Raw records
★ ★ ★
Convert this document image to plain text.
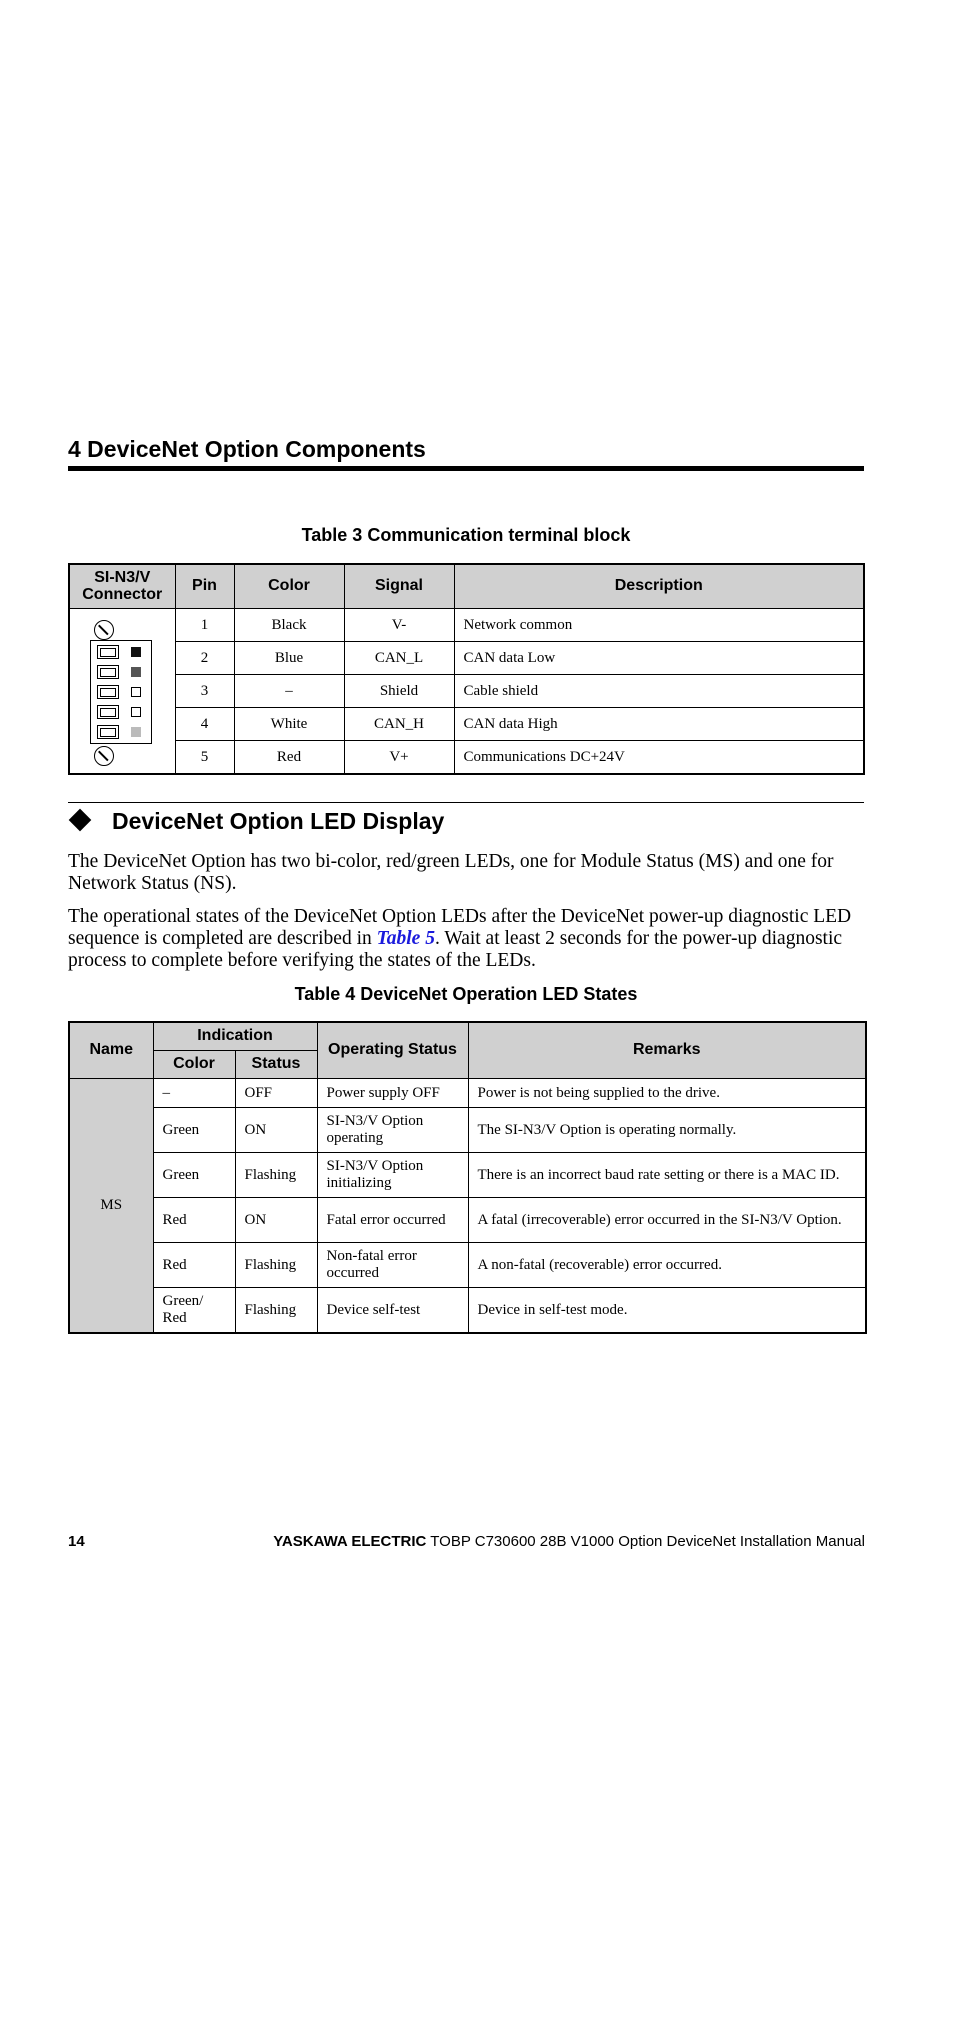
4 DeviceNet Option Components

Table 3 Communication terminal block

SI-N3/V Connector	Pin	Color	Signal	Description

	1	Black	V-	Network common
	2	Blue	CAN_L	CAN data Low
	3	–	Shield	Cable shield
	4	White	CAN_H	CAN data High
	5	Red	V+	Communications DC+24V
DeviceNet Option LED Display

The DeviceNet Option has two bi-color, red/green LEDs, one for Module Status (MS) and one for Network Status (NS).

The operational states of the DeviceNet Option LEDs after the DeviceNet power-up diagnostic LED sequence is completed are described in Table 5. Wait at least 2 seconds for the power-up diagnostic process to complete before verifying the states of the LEDs.

Table 4 DeviceNet Operation LED States

Name	Indication		Operating Status	Remarks
	Color	Status		
MS	–	OFF	Power supply OFF	Power is not being supplied to the drive.
	Green	ON	SI-N3/V Option operating	The SI-N3/V Option is operating normally.
	Green	Flashing	SI-N3/V Option initializing	There is an incorrect baud rate setting or there is a MAC ID.
	Red	ON	Fatal error occurred	A fatal (irrecoverable) error occurred in the SI-N3/V Option.
	Red	Flashing	Non-fatal error occurred	A non-fatal (recoverable) error occurred.
	Green/ Red	Flashing	Device self-test	Device in self-test mode.

14	YASKAWA ELECTRIC TOBP C730600 28B V1000 Option DeviceNet Installation Manual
★ ★ ★
The records above must be printed exactly; the pictures stay out.

▶ _Answer below_
Convert this document image to plain text.
4 DeviceNet Option Components

Table 3 Communication terminal block

SI-N3/V Connector	Pin	Color	Signal	Description

	1	Black	V-	Network common
	2	Blue	CAN_L	CAN data Low
	3	–	Shield	Cable shield
	4	White	CAN_H	CAN data High
	5	Red	V+	Communications DC+24V
DeviceNet Option LED Display

The DeviceNet Option has two bi-color, red/green LEDs, one for Module Status (MS) and one for Network Status (NS).

The operational states of the DeviceNet Option LEDs after the DeviceNet power-up diagnostic LED sequence is completed are described in Table 5. Wait at least 2 seconds for the power-up diagnostic process to complete before verifying the states of the LEDs.

Table 4 DeviceNet Operation LED States

Name	Indication		Operating Status	Remarks
	Color	Status		
MS	–	OFF	Power supply OFF	Power is not being supplied to the drive.
	Green	ON	SI-N3/V Option operating	The SI-N3/V Option is operating normally.
	Green	Flashing	SI-N3/V Option initializing	There is an incorrect baud rate setting or there is a MAC ID.
	Red	ON	Fatal error occurred	A fatal (irrecoverable) error occurred in the SI-N3/V Option.
	Red	Flashing	Non-fatal error occurred	A non-fatal (recoverable) error occurred.
	Green/ Red	Flashing	Device self-test	Device in self-test mode.

14	YASKAWA ELECTRIC TOBP C730600 28B V1000 Option DeviceNet Installation Manual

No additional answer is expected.